#### DATA:
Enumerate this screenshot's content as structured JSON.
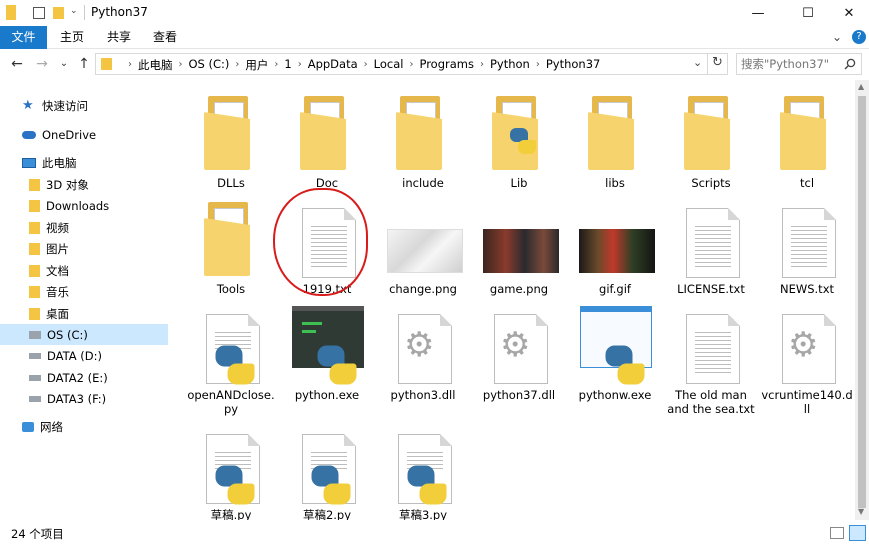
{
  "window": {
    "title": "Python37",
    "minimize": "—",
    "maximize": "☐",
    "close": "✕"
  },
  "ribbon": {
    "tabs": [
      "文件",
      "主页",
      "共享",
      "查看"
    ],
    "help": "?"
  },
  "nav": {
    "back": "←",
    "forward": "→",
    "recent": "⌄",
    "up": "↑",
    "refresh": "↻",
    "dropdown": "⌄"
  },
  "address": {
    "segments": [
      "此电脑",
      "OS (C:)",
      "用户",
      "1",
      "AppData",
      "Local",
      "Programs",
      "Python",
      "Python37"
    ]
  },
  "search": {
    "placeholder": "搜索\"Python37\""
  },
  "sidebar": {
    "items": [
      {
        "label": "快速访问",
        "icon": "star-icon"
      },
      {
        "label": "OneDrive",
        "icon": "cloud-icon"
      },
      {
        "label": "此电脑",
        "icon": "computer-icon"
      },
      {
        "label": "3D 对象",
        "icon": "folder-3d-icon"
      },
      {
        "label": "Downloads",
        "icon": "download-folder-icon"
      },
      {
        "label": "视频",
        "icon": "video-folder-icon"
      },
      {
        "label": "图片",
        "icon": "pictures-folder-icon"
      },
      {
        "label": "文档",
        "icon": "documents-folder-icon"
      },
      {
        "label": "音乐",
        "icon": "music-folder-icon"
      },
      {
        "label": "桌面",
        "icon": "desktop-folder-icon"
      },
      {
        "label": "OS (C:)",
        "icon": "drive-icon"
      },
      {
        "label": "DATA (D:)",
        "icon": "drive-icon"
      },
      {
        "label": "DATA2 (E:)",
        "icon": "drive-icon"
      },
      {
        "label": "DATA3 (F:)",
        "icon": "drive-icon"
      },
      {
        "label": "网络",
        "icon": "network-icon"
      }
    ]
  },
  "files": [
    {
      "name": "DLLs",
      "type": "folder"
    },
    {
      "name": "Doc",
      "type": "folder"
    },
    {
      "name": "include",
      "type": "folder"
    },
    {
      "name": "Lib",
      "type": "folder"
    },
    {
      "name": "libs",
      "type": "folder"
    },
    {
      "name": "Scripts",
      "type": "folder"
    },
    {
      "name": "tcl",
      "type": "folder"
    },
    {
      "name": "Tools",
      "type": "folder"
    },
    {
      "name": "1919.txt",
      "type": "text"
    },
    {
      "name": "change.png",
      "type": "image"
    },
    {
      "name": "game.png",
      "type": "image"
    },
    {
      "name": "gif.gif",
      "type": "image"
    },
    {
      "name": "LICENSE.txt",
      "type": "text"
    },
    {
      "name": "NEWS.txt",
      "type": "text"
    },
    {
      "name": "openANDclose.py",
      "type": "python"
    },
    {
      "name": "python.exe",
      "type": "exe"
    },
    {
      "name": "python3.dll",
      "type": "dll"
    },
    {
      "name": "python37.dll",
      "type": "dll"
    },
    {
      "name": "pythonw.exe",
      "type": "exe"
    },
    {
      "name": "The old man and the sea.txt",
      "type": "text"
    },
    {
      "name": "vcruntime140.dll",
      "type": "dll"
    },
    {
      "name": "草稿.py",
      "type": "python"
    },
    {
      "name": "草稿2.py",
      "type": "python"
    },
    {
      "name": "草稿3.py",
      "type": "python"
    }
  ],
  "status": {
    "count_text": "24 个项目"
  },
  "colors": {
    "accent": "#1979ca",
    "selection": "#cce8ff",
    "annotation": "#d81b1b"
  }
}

...

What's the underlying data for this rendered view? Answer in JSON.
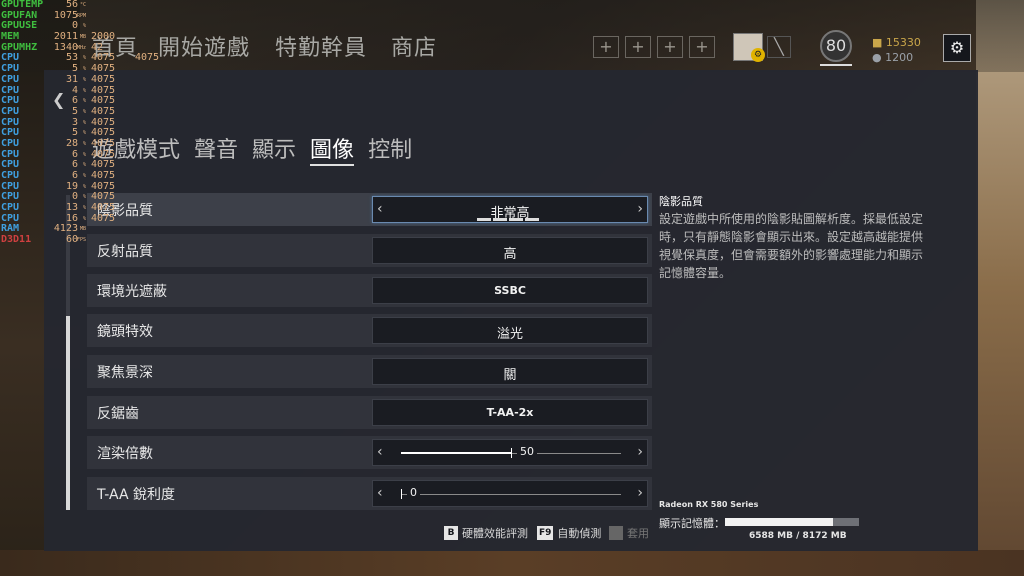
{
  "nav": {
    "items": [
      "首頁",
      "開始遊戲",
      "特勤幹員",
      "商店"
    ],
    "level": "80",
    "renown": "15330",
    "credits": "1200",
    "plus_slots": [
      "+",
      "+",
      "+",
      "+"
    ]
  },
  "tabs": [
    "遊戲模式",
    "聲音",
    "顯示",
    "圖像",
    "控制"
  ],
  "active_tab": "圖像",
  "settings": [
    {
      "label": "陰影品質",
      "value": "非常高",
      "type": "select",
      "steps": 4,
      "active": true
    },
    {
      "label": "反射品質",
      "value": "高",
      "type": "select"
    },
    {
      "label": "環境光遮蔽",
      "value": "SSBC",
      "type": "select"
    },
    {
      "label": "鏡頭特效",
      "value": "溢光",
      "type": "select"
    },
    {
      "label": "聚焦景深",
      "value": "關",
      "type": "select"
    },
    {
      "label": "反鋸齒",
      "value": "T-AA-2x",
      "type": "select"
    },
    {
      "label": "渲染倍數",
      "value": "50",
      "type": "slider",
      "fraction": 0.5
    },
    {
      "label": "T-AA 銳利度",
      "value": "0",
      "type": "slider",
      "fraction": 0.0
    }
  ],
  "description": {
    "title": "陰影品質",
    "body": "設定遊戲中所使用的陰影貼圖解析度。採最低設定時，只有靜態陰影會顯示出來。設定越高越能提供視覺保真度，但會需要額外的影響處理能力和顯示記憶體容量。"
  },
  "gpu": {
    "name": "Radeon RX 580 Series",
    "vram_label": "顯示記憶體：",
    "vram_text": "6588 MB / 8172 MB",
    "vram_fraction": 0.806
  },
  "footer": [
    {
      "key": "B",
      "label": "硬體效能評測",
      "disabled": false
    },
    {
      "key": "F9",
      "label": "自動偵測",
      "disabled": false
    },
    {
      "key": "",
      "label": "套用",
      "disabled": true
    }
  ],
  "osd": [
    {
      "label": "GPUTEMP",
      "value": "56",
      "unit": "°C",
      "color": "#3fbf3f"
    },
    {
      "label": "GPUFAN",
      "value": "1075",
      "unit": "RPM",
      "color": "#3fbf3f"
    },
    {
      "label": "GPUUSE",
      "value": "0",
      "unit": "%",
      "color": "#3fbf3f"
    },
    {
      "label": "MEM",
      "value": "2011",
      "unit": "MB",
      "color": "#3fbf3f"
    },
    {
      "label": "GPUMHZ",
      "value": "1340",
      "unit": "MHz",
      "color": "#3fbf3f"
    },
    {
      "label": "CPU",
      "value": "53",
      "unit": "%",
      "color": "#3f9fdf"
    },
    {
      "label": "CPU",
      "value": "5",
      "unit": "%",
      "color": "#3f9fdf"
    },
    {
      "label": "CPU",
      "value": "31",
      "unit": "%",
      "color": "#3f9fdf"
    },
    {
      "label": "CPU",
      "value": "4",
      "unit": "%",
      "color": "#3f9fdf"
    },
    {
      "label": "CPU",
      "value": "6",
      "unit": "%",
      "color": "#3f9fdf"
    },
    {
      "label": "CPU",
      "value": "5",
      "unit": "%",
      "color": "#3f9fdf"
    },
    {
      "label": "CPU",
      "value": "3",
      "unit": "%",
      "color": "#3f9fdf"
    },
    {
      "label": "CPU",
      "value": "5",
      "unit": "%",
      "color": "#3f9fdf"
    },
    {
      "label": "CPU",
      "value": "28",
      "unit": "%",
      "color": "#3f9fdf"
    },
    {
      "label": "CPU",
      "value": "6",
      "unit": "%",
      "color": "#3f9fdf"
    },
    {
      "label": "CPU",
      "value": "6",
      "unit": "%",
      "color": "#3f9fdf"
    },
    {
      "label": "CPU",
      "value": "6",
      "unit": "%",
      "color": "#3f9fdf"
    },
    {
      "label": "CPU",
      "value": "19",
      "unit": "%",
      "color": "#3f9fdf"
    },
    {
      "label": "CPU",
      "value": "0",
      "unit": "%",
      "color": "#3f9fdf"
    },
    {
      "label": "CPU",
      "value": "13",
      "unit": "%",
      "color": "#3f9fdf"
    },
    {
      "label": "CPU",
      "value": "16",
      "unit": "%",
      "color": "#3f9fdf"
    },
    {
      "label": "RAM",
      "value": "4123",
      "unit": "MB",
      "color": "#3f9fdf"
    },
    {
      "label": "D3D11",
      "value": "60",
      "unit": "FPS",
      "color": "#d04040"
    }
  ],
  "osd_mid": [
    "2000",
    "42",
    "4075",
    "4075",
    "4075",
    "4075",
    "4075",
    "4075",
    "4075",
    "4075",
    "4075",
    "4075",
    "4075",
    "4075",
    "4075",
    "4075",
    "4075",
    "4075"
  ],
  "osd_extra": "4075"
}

#### SET PROBLEM:
Locate the string "this" in the listing above and copy every line where it occurs.

#### WRITTEN RESPONSE:
Enumerate this screenshot's content as structured JSON.
What's the underlying data for this rendered view? Answer in JSON.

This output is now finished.